== GIVEN ENTRIES ==

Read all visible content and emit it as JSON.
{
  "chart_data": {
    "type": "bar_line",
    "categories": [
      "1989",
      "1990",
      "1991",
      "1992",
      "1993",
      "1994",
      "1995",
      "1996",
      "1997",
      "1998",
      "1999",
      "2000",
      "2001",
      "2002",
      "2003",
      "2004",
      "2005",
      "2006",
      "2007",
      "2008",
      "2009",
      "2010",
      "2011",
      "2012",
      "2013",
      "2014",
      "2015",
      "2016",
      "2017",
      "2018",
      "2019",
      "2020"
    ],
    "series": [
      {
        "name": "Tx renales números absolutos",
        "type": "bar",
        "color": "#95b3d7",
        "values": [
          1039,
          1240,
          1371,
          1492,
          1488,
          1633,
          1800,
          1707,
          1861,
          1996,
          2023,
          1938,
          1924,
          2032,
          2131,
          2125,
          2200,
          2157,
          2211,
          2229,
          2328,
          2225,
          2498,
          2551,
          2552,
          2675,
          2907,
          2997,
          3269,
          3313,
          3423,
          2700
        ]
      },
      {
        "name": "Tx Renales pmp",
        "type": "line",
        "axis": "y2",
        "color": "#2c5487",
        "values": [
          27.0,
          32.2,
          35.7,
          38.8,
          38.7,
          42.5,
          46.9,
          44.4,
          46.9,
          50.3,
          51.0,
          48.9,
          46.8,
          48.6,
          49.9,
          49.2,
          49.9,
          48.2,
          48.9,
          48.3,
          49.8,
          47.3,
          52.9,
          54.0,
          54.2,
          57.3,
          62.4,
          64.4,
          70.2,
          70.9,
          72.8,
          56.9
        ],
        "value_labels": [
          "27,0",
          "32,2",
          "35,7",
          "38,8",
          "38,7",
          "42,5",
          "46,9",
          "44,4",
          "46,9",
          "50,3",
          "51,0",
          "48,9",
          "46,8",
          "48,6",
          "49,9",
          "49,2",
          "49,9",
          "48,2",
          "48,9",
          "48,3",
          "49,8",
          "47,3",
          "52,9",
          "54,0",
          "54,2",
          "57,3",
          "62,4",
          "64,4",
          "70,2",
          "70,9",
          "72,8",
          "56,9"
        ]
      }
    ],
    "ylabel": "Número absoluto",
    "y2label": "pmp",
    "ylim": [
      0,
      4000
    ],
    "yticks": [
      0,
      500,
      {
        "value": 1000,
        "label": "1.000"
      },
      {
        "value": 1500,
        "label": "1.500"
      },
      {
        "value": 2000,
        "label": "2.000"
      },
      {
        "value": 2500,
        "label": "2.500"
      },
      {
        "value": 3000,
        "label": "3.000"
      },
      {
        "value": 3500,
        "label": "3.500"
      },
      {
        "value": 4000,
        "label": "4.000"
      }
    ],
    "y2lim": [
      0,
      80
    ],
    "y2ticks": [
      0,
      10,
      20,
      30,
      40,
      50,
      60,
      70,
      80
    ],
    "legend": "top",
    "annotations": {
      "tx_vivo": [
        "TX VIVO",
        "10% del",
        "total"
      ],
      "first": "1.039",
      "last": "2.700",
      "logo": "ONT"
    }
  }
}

===

Report the number of lines above that contain the word "name", and only that number.

2